-- start --

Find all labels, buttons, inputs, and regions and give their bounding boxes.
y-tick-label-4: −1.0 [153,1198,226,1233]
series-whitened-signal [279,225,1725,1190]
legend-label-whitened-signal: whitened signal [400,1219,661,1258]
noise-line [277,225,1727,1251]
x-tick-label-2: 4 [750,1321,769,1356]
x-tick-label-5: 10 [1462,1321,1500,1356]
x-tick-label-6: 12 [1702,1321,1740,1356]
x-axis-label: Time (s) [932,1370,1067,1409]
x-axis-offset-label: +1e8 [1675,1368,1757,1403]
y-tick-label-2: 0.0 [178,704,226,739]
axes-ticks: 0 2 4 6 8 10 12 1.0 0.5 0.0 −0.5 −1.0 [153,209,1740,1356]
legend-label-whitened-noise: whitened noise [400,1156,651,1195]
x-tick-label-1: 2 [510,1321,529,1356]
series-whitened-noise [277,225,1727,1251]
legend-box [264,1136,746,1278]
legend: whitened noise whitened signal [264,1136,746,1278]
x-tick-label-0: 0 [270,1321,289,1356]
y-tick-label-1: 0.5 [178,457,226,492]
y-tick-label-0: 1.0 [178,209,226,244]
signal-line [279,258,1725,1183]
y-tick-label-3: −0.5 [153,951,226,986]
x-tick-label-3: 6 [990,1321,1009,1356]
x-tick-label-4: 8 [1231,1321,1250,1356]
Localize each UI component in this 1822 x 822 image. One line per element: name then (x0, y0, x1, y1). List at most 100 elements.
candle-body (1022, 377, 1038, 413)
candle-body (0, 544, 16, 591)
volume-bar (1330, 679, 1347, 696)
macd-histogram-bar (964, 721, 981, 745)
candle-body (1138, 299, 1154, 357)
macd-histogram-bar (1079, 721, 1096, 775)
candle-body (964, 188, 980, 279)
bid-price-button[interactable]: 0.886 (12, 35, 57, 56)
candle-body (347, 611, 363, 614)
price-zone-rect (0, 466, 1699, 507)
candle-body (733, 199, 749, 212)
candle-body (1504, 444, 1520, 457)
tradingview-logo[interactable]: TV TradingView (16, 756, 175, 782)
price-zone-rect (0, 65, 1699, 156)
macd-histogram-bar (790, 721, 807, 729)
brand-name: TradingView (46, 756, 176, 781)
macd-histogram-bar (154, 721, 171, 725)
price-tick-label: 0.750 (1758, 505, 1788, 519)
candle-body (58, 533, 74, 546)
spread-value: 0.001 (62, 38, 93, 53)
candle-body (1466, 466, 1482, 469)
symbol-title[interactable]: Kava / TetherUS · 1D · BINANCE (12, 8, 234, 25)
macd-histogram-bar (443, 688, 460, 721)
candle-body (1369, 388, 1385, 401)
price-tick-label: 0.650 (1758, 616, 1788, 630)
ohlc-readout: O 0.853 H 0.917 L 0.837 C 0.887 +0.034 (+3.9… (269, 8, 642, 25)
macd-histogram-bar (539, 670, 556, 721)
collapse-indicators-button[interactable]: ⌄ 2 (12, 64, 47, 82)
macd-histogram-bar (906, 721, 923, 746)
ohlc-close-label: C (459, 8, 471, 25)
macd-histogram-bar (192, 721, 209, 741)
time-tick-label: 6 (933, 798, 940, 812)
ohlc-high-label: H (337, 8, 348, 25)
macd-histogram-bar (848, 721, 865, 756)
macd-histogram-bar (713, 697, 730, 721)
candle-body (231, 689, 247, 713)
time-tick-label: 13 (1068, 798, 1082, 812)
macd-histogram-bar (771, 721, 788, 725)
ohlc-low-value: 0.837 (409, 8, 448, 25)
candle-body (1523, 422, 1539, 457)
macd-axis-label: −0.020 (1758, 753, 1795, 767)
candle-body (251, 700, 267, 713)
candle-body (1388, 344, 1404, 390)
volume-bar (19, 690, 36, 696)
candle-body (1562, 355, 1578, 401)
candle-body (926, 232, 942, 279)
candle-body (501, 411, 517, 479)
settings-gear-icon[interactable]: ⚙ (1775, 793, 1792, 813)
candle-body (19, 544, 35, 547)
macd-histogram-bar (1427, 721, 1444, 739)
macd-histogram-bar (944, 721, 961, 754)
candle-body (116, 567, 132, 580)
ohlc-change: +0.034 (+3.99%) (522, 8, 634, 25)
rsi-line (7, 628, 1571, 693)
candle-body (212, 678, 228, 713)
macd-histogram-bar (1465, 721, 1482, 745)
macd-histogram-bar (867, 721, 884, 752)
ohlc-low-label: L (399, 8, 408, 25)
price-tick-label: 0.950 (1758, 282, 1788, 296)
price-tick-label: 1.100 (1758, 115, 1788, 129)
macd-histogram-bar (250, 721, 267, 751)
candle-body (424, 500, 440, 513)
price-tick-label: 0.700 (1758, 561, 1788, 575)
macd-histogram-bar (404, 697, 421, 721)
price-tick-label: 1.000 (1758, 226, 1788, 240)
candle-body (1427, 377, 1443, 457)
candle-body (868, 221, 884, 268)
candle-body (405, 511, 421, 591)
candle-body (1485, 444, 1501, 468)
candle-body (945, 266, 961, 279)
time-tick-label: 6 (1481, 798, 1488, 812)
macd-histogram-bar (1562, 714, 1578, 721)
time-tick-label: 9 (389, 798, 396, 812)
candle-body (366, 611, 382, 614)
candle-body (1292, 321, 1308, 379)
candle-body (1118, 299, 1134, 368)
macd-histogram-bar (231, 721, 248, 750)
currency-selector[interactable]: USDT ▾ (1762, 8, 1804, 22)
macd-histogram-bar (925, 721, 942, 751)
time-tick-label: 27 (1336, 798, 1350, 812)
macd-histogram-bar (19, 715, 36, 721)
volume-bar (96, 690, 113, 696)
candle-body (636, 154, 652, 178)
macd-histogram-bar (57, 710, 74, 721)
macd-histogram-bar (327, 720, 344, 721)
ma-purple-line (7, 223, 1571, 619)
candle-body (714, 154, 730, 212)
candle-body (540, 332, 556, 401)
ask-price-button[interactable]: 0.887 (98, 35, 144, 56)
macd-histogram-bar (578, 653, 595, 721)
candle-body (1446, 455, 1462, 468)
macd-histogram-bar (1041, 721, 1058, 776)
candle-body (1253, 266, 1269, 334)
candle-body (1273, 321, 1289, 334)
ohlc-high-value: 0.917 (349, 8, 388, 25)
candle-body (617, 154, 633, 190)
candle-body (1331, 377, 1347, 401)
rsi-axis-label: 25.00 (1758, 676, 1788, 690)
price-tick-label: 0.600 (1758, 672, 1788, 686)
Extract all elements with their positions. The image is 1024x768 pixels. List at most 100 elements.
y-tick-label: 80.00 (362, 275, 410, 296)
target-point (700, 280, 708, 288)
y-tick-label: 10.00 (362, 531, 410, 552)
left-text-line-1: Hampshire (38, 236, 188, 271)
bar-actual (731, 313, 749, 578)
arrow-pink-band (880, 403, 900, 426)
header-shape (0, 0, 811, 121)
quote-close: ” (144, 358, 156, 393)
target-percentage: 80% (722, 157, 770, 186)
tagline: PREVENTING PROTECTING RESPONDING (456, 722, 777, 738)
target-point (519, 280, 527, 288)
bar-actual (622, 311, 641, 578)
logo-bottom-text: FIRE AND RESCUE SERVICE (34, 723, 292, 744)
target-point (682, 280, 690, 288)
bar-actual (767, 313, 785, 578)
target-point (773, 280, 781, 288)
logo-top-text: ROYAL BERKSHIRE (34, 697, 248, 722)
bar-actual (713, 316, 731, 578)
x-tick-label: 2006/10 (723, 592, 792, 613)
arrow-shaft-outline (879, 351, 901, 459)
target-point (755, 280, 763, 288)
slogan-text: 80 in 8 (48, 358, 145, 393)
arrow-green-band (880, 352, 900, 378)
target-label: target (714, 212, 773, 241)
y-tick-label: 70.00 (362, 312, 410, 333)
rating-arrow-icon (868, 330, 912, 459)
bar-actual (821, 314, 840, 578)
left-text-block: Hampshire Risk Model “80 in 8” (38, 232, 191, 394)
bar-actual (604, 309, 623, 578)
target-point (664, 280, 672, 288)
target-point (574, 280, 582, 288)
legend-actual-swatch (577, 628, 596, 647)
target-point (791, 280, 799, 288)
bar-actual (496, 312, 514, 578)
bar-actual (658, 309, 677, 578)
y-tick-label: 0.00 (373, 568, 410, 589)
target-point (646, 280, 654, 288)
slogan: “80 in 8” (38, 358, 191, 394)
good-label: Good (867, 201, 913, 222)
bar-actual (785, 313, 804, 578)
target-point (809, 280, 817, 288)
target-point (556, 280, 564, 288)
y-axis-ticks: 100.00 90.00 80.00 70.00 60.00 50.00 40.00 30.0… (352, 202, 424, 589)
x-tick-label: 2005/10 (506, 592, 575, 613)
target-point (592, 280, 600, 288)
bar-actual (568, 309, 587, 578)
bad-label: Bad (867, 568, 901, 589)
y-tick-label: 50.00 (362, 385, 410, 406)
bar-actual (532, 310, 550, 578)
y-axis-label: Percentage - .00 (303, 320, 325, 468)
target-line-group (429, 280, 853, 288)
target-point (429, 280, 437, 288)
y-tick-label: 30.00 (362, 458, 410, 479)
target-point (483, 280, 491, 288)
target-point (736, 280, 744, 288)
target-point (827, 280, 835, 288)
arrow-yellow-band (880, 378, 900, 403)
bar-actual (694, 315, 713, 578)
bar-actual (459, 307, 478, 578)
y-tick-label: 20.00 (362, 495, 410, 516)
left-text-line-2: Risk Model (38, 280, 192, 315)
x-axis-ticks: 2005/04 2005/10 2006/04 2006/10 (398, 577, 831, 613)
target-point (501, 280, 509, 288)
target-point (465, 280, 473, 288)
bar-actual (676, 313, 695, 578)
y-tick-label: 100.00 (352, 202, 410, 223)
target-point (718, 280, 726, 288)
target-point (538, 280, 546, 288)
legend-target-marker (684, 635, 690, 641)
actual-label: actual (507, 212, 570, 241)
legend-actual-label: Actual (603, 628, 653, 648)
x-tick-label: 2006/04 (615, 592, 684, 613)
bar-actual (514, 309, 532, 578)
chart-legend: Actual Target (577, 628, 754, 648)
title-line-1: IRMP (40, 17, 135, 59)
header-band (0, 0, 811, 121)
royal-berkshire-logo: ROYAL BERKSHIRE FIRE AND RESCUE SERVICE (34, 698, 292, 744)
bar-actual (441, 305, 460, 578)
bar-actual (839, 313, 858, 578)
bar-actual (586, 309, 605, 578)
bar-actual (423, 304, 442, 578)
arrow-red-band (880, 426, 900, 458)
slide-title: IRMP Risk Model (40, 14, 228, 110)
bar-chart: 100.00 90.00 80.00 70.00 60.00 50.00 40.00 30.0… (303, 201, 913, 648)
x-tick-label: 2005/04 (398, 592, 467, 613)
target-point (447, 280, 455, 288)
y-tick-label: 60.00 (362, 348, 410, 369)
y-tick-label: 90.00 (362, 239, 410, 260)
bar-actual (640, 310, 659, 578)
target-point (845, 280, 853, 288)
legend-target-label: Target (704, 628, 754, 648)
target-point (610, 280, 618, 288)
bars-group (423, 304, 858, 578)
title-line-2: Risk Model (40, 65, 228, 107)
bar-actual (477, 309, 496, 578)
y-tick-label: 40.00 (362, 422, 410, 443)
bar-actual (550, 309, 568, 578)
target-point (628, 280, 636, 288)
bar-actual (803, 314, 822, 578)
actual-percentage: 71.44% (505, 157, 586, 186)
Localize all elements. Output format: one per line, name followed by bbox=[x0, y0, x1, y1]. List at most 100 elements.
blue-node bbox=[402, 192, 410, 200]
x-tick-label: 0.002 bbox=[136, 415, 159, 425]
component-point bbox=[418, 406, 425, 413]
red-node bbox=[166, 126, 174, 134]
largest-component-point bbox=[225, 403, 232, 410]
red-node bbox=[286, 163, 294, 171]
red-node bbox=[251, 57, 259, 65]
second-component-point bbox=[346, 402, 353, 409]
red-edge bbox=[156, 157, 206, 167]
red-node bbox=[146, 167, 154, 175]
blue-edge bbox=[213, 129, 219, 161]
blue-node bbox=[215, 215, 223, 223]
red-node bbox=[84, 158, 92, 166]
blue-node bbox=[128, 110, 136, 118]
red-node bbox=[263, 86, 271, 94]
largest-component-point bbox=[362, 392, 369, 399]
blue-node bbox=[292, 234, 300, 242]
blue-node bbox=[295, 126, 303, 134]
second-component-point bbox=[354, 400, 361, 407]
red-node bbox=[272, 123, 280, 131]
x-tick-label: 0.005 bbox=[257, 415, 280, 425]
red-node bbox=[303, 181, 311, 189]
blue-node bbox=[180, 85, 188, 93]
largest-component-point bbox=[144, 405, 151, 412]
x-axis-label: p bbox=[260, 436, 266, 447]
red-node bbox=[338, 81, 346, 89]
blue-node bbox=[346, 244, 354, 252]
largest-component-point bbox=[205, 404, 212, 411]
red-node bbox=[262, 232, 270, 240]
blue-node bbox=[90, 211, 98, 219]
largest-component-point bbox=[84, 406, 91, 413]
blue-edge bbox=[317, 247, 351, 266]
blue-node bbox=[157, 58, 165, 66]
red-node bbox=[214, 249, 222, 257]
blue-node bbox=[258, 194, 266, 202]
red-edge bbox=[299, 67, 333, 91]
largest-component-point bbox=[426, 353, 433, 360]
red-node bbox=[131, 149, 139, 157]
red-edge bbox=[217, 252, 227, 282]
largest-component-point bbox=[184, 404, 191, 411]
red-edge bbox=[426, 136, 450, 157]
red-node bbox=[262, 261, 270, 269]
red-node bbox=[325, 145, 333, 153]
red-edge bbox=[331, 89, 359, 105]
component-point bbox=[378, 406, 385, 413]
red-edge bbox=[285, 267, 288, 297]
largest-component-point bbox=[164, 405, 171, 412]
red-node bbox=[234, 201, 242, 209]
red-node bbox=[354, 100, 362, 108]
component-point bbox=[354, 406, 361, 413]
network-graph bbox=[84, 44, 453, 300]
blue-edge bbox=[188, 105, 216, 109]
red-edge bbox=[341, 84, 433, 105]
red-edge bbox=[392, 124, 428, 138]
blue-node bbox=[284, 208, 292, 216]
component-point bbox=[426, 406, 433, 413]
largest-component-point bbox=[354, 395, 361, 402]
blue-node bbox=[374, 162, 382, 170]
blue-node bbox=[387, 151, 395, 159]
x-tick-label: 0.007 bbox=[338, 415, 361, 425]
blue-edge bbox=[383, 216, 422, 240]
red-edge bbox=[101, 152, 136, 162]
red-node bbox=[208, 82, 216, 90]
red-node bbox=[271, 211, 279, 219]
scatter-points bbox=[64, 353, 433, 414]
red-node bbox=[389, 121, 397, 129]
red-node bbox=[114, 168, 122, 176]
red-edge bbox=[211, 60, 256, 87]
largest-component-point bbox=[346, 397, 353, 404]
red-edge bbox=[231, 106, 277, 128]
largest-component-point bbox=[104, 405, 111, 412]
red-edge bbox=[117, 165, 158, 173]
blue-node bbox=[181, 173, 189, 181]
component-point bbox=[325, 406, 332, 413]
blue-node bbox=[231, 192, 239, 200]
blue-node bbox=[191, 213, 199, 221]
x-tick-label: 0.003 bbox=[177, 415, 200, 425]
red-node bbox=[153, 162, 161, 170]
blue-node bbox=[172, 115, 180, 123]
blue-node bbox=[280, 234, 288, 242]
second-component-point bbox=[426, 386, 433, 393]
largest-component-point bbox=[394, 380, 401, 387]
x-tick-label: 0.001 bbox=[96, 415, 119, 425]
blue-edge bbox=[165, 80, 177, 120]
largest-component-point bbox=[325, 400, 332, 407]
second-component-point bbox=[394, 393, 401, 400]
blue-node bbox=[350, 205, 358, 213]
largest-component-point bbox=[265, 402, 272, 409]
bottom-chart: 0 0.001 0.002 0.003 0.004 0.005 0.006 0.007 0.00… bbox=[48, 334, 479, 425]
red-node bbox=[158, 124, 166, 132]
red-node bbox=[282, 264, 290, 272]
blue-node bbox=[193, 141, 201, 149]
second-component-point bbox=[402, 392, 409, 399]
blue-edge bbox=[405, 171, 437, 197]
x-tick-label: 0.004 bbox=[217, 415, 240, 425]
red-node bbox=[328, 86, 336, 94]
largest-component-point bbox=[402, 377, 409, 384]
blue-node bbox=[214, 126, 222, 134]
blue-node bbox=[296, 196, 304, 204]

-- end --

**WRITTEN TASK**
Can you update the material from its start through the line containing "y-tick-label-3: −0.5 [153,951,226,986]", changing "noise-line" to "noise-trace" and leaving everything else as it is? Give only those lines.

**RESPONSE BELOW**
Find all labels, buttons, inputs, and regions and give their bounding boxes.
y-tick-label-4: −1.0 [153,1198,226,1233]
series-whitened-signal [279,225,1725,1190]
legend-label-whitened-signal: whitened signal [400,1219,661,1258]
noise-trace [277,225,1727,1251]
x-tick-label-2: 4 [750,1321,769,1356]
x-tick-label-5: 10 [1462,1321,1500,1356]
x-tick-label-6: 12 [1702,1321,1740,1356]
x-axis-label: Time (s) [932,1370,1067,1409]
x-axis-offset-label: +1e8 [1675,1368,1757,1403]
y-tick-label-2: 0.0 [178,704,226,739]
axes-ticks: 0 2 4 6 8 10 12 1.0 0.5 0.0 −0.5 −1.0 [153,209,1740,1356]
legend-label-whitened-noise: whitened noise [400,1156,651,1195]
x-tick-label-1: 2 [510,1321,529,1356]
series-whitened-noise [277,225,1727,1251]
legend-box [264,1136,746,1278]
legend: whitened noise whitened signal [264,1136,746,1278]
x-tick-label-0: 0 [270,1321,289,1356]
y-tick-label-1: 0.5 [178,457,226,492]
y-tick-label-0: 1.0 [178,209,226,244]
signal-line [279,258,1725,1183]
y-tick-label-3: −0.5 [153,951,226,986]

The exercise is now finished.